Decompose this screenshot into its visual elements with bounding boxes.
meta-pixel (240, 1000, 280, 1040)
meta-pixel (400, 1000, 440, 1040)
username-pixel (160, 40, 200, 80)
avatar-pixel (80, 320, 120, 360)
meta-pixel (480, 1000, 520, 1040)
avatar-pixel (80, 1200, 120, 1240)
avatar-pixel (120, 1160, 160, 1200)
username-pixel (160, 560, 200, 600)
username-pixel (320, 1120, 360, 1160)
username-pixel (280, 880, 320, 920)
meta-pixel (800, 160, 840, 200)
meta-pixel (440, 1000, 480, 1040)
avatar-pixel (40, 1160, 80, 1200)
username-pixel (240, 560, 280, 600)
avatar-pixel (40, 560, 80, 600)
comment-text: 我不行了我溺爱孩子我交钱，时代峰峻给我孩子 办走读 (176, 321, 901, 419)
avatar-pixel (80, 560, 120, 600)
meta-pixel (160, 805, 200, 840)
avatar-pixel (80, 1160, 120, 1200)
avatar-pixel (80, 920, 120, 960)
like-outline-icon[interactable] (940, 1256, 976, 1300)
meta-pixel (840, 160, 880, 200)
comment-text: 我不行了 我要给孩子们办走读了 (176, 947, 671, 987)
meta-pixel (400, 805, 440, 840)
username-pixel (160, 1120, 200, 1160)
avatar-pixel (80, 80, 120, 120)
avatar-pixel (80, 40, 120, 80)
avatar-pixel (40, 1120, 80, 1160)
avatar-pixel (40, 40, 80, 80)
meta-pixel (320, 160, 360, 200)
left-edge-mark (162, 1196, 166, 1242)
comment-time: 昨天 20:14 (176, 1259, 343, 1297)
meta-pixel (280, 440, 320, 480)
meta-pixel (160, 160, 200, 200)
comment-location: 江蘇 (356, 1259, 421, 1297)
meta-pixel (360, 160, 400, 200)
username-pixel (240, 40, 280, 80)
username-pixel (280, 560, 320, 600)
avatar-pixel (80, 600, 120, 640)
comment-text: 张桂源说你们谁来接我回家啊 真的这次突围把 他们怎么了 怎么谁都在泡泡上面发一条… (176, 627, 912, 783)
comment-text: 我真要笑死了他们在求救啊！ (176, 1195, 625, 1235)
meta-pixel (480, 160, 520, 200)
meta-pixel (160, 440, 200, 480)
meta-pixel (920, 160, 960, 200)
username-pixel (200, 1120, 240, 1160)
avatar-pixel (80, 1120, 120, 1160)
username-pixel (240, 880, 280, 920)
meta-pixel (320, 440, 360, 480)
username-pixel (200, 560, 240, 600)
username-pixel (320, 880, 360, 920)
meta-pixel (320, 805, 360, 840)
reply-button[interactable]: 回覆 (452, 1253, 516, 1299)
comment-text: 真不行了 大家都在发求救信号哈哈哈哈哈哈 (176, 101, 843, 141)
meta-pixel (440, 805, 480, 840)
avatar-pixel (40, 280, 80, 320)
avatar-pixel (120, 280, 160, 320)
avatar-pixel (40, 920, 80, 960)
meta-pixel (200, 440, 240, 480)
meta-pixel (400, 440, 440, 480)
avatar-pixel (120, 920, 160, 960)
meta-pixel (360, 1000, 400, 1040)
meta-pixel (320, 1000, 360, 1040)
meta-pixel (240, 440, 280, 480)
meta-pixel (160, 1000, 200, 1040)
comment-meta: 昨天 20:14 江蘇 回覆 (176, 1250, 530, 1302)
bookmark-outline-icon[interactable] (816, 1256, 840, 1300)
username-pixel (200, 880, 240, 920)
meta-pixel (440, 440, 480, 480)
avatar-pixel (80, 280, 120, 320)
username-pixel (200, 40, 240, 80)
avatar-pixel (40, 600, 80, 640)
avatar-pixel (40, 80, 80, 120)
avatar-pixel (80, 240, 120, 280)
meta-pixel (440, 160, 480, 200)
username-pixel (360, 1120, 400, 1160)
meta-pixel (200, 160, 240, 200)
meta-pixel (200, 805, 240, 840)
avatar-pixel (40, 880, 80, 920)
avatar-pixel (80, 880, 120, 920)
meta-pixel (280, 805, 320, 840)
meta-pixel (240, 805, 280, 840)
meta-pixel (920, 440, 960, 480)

_Aim of the exercise_.
Copy out all of the records above, character for character and in the same order.

_Exercise solution_.
Decompose this screenshot into its visual elements with bounding boxes.
meta-pixel (240, 1000, 280, 1040)
meta-pixel (400, 1000, 440, 1040)
username-pixel (160, 40, 200, 80)
avatar-pixel (80, 320, 120, 360)
meta-pixel (480, 1000, 520, 1040)
avatar-pixel (80, 1200, 120, 1240)
avatar-pixel (120, 1160, 160, 1200)
username-pixel (160, 560, 200, 600)
username-pixel (320, 1120, 360, 1160)
username-pixel (280, 880, 320, 920)
meta-pixel (800, 160, 840, 200)
meta-pixel (440, 1000, 480, 1040)
avatar-pixel (40, 1160, 80, 1200)
username-pixel (240, 560, 280, 600)
avatar-pixel (40, 560, 80, 600)
comment-text: 我不行了我溺爱孩子我交钱，时代峰峻给我孩子 办走读 (176, 321, 901, 419)
avatar-pixel (80, 560, 120, 600)
meta-pixel (160, 805, 200, 840)
avatar-pixel (80, 1160, 120, 1200)
avatar-pixel (80, 920, 120, 960)
like-outline-icon[interactable] (940, 1256, 976, 1300)
meta-pixel (840, 160, 880, 200)
comment-text: 我不行了 我要给孩子们办走读了 (176, 947, 671, 987)
meta-pixel (400, 805, 440, 840)
username-pixel (160, 1120, 200, 1160)
avatar-pixel (80, 80, 120, 120)
avatar-pixel (80, 40, 120, 80)
avatar-pixel (40, 1120, 80, 1160)
avatar-pixel (40, 40, 80, 80)
meta-pixel (320, 160, 360, 200)
left-edge-mark (162, 1196, 166, 1242)
comment-time: 昨天 20:14 (176, 1259, 343, 1297)
meta-pixel (280, 440, 320, 480)
meta-pixel (160, 160, 200, 200)
comment-location: 江蘇 (356, 1259, 421, 1297)
meta-pixel (360, 160, 400, 200)
username-pixel (240, 40, 280, 80)
username-pixel (280, 560, 320, 600)
avatar-pixel (80, 600, 120, 640)
comment-text: 张桂源说你们谁来接我回家啊 真的这次突围把 他们怎么了 怎么谁都在泡泡上面发一条… (176, 627, 912, 783)
comment-text: 我真要笑死了他们在求救啊！ (176, 1195, 625, 1235)
meta-pixel (480, 160, 520, 200)
meta-pixel (160, 440, 200, 480)
meta-pixel (920, 160, 960, 200)
username-pixel (200, 1120, 240, 1160)
avatar-pixel (80, 1120, 120, 1160)
username-pixel (240, 880, 280, 920)
meta-pixel (320, 440, 360, 480)
username-pixel (200, 560, 240, 600)
username-pixel (320, 880, 360, 920)
meta-pixel (320, 805, 360, 840)
reply-button[interactable]: 回覆 (452, 1253, 516, 1299)
comment-text: 真不行了 大家都在发求救信号哈哈哈哈哈哈 (176, 101, 843, 141)
meta-pixel (440, 805, 480, 840)
avatar-pixel (40, 280, 80, 320)
avatar-pixel (120, 280, 160, 320)
avatar-pixel (40, 920, 80, 960)
meta-pixel (200, 440, 240, 480)
meta-pixel (400, 440, 440, 480)
avatar-pixel (120, 920, 160, 960)
meta-pixel (360, 1000, 400, 1040)
meta-pixel (320, 1000, 360, 1040)
meta-pixel (240, 440, 280, 480)
meta-pixel (160, 1000, 200, 1040)
comment-meta: 昨天 20:14 江蘇 回覆 (176, 1250, 530, 1302)
bookmark-outline-icon[interactable] (816, 1256, 840, 1300)
username-pixel (200, 880, 240, 920)
meta-pixel (440, 440, 480, 480)
avatar-pixel (80, 280, 120, 320)
username-pixel (200, 40, 240, 80)
avatar-pixel (40, 600, 80, 640)
avatar-pixel (40, 80, 80, 120)
avatar-pixel (80, 240, 120, 280)
meta-pixel (440, 160, 480, 200)
username-pixel (360, 1120, 400, 1160)
meta-pixel (200, 160, 240, 200)
meta-pixel (200, 805, 240, 840)
avatar-pixel (40, 880, 80, 920)
avatar-pixel (80, 880, 120, 920)
meta-pixel (280, 805, 320, 840)
meta-pixel (240, 805, 280, 840)
meta-pixel (920, 440, 960, 480)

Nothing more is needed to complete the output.